- TASK DESCRIPTION
Word for word, retype every entry in the listing.

- DATA TO PROCESS
•••••
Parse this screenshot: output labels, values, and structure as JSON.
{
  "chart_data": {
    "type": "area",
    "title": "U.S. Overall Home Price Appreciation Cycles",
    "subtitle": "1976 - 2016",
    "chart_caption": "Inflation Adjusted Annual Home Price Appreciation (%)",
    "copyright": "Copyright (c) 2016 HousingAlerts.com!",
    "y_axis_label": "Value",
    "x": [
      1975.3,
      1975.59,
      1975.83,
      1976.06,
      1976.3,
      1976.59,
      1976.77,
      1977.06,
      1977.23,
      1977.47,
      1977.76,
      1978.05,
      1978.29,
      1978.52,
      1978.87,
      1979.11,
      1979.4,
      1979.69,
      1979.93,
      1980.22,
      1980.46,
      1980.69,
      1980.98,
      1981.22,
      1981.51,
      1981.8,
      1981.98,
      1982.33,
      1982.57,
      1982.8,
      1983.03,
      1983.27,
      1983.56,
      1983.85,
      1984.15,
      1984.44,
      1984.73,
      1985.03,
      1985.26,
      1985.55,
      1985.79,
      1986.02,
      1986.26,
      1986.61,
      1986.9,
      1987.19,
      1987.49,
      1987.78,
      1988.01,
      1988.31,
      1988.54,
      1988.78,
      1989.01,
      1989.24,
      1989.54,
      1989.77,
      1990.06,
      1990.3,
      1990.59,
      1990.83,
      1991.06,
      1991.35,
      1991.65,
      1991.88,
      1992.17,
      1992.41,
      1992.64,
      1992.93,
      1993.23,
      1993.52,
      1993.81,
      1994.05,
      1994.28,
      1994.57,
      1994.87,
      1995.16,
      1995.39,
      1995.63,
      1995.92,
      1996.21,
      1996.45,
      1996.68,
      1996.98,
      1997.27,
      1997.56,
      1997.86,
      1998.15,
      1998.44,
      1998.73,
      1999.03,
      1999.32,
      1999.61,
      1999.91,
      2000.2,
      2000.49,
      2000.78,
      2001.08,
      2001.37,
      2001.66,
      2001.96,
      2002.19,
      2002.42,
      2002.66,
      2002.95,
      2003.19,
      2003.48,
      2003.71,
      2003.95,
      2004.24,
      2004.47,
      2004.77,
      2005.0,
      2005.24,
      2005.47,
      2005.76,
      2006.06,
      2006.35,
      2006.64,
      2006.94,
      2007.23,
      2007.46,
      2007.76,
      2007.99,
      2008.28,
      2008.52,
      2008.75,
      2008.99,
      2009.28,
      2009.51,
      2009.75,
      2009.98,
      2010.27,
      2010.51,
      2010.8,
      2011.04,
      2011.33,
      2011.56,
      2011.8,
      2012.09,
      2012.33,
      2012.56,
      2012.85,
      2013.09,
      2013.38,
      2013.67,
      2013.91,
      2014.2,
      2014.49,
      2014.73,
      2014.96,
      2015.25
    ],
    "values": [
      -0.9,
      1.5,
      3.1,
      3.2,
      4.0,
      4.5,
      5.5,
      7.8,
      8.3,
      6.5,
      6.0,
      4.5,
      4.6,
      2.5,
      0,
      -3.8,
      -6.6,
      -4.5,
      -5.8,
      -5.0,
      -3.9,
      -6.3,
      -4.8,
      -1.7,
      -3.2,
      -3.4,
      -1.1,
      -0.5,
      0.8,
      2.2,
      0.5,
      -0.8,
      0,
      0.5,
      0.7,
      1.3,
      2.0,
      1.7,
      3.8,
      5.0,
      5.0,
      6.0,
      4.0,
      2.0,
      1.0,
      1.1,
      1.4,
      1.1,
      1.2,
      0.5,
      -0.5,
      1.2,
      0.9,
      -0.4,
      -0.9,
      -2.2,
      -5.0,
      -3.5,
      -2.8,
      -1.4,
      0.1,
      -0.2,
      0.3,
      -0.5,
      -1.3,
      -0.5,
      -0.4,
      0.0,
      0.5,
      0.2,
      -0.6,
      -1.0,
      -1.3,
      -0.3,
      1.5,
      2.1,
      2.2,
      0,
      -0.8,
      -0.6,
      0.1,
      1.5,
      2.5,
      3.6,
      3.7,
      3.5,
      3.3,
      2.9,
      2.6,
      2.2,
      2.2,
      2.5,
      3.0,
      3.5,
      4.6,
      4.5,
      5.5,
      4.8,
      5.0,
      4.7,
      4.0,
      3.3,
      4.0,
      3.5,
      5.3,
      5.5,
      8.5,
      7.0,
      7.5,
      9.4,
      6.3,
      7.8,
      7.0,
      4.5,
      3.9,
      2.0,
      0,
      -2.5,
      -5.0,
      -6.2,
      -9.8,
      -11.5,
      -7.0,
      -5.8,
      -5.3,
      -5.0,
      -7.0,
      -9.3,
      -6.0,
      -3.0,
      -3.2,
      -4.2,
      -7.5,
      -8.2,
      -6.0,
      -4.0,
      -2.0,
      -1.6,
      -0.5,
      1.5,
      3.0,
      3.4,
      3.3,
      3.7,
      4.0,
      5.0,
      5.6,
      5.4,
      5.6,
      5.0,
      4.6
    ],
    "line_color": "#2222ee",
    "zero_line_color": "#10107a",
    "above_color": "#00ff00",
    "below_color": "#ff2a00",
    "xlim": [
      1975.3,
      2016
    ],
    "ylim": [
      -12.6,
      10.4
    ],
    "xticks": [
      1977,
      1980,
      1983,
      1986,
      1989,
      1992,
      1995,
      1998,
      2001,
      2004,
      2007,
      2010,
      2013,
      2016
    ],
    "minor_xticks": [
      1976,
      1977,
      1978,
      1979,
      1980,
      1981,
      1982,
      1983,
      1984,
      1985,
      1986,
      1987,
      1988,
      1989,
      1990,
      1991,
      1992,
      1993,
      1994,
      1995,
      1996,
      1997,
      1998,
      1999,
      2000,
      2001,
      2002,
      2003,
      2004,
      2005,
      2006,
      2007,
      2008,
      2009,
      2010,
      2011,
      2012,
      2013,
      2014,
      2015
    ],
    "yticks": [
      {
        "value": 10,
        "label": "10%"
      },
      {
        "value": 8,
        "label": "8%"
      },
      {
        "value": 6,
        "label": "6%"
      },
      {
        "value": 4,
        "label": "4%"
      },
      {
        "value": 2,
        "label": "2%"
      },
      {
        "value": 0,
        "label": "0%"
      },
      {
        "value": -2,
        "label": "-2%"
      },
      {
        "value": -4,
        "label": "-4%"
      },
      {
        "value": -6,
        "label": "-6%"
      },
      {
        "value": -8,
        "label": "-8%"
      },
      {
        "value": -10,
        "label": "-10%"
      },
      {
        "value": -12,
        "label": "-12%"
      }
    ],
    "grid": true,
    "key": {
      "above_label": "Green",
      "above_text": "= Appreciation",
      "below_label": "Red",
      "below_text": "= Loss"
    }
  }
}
•••••
- ANSWER IN FULL
Parse this screenshot: output labels, values, and structure as JSON.
{
  "chart_data": {
    "type": "area",
    "title": "U.S. Overall Home Price Appreciation Cycles",
    "subtitle": "1976 - 2016",
    "chart_caption": "Inflation Adjusted Annual Home Price Appreciation (%)",
    "copyright": "Copyright (c) 2016 HousingAlerts.com!",
    "y_axis_label": "Value",
    "x": [
      1975.3,
      1975.59,
      1975.83,
      1976.06,
      1976.3,
      1976.59,
      1976.77,
      1977.06,
      1977.23,
      1977.47,
      1977.76,
      1978.05,
      1978.29,
      1978.52,
      1978.87,
      1979.11,
      1979.4,
      1979.69,
      1979.93,
      1980.22,
      1980.46,
      1980.69,
      1980.98,
      1981.22,
      1981.51,
      1981.8,
      1981.98,
      1982.33,
      1982.57,
      1982.8,
      1983.03,
      1983.27,
      1983.56,
      1983.85,
      1984.15,
      1984.44,
      1984.73,
      1985.03,
      1985.26,
      1985.55,
      1985.79,
      1986.02,
      1986.26,
      1986.61,
      1986.9,
      1987.19,
      1987.49,
      1987.78,
      1988.01,
      1988.31,
      1988.54,
      1988.78,
      1989.01,
      1989.24,
      1989.54,
      1989.77,
      1990.06,
      1990.3,
      1990.59,
      1990.83,
      1991.06,
      1991.35,
      1991.65,
      1991.88,
      1992.17,
      1992.41,
      1992.64,
      1992.93,
      1993.23,
      1993.52,
      1993.81,
      1994.05,
      1994.28,
      1994.57,
      1994.87,
      1995.16,
      1995.39,
      1995.63,
      1995.92,
      1996.21,
      1996.45,
      1996.68,
      1996.98,
      1997.27,
      1997.56,
      1997.86,
      1998.15,
      1998.44,
      1998.73,
      1999.03,
      1999.32,
      1999.61,
      1999.91,
      2000.2,
      2000.49,
      2000.78,
      2001.08,
      2001.37,
      2001.66,
      2001.96,
      2002.19,
      2002.42,
      2002.66,
      2002.95,
      2003.19,
      2003.48,
      2003.71,
      2003.95,
      2004.24,
      2004.47,
      2004.77,
      2005.0,
      2005.24,
      2005.47,
      2005.76,
      2006.06,
      2006.35,
      2006.64,
      2006.94,
      2007.23,
      2007.46,
      2007.76,
      2007.99,
      2008.28,
      2008.52,
      2008.75,
      2008.99,
      2009.28,
      2009.51,
      2009.75,
      2009.98,
      2010.27,
      2010.51,
      2010.8,
      2011.04,
      2011.33,
      2011.56,
      2011.8,
      2012.09,
      2012.33,
      2012.56,
      2012.85,
      2013.09,
      2013.38,
      2013.67,
      2013.91,
      2014.2,
      2014.49,
      2014.73,
      2014.96,
      2015.25
    ],
    "values": [
      -0.9,
      1.5,
      3.1,
      3.2,
      4.0,
      4.5,
      5.5,
      7.8,
      8.3,
      6.5,
      6.0,
      4.5,
      4.6,
      2.5,
      0,
      -3.8,
      -6.6,
      -4.5,
      -5.8,
      -5.0,
      -3.9,
      -6.3,
      -4.8,
      -1.7,
      -3.2,
      -3.4,
      -1.1,
      -0.5,
      0.8,
      2.2,
      0.5,
      -0.8,
      0,
      0.5,
      0.7,
      1.3,
      2.0,
      1.7,
      3.8,
      5.0,
      5.0,
      6.0,
      4.0,
      2.0,
      1.0,
      1.1,
      1.4,
      1.1,
      1.2,
      0.5,
      -0.5,
      1.2,
      0.9,
      -0.4,
      -0.9,
      -2.2,
      -5.0,
      -3.5,
      -2.8,
      -1.4,
      0.1,
      -0.2,
      0.3,
      -0.5,
      -1.3,
      -0.5,
      -0.4,
      0.0,
      0.5,
      0.2,
      -0.6,
      -1.0,
      -1.3,
      -0.3,
      1.5,
      2.1,
      2.2,
      0,
      -0.8,
      -0.6,
      0.1,
      1.5,
      2.5,
      3.6,
      3.7,
      3.5,
      3.3,
      2.9,
      2.6,
      2.2,
      2.2,
      2.5,
      3.0,
      3.5,
      4.6,
      4.5,
      5.5,
      4.8,
      5.0,
      4.7,
      4.0,
      3.3,
      4.0,
      3.5,
      5.3,
      5.5,
      8.5,
      7.0,
      7.5,
      9.4,
      6.3,
      7.8,
      7.0,
      4.5,
      3.9,
      2.0,
      0,
      -2.5,
      -5.0,
      -6.2,
      -9.8,
      -11.5,
      -7.0,
      -5.8,
      -5.3,
      -5.0,
      -7.0,
      -9.3,
      -6.0,
      -3.0,
      -3.2,
      -4.2,
      -7.5,
      -8.2,
      -6.0,
      -4.0,
      -2.0,
      -1.6,
      -0.5,
      1.5,
      3.0,
      3.4,
      3.3,
      3.7,
      4.0,
      5.0,
      5.6,
      5.4,
      5.6,
      5.0,
      4.6
    ],
    "line_color": "#2222ee",
    "zero_line_color": "#10107a",
    "above_color": "#00ff00",
    "below_color": "#ff2a00",
    "xlim": [
      1975.3,
      2016
    ],
    "ylim": [
      -12.6,
      10.4
    ],
    "xticks": [
      1977,
      1980,
      1983,
      1986,
      1989,
      1992,
      1995,
      1998,
      2001,
      2004,
      2007,
      2010,
      2013,
      2016
    ],
    "minor_xticks": [
      1976,
      1977,
      1978,
      1979,
      1980,
      1981,
      1982,
      1983,
      1984,
      1985,
      1986,
      1987,
      1988,
      1989,
      1990,
      1991,
      1992,
      1993,
      1994,
      1995,
      1996,
      1997,
      1998,
      1999,
      2000,
      2001,
      2002,
      2003,
      2004,
      2005,
      2006,
      2007,
      2008,
      2009,
      2010,
      2011,
      2012,
      2013,
      2014,
      2015
    ],
    "yticks": [
      {
        "value": 10,
        "label": "10%"
      },
      {
        "value": 8,
        "label": "8%"
      },
      {
        "value": 6,
        "label": "6%"
      },
      {
        "value": 4,
        "label": "4%"
      },
      {
        "value": 2,
        "label": "2%"
      },
      {
        "value": 0,
        "label": "0%"
      },
      {
        "value": -2,
        "label": "-2%"
      },
      {
        "value": -4,
        "label": "-4%"
      },
      {
        "value": -6,
        "label": "-6%"
      },
      {
        "value": -8,
        "label": "-8%"
      },
      {
        "value": -10,
        "label": "-10%"
      },
      {
        "value": -12,
        "label": "-12%"
      }
    ],
    "grid": true,
    "key": {
      "above_label": "Green",
      "above_text": "= Appreciation",
      "below_label": "Red",
      "below_text": "= Loss"
    }
  }
}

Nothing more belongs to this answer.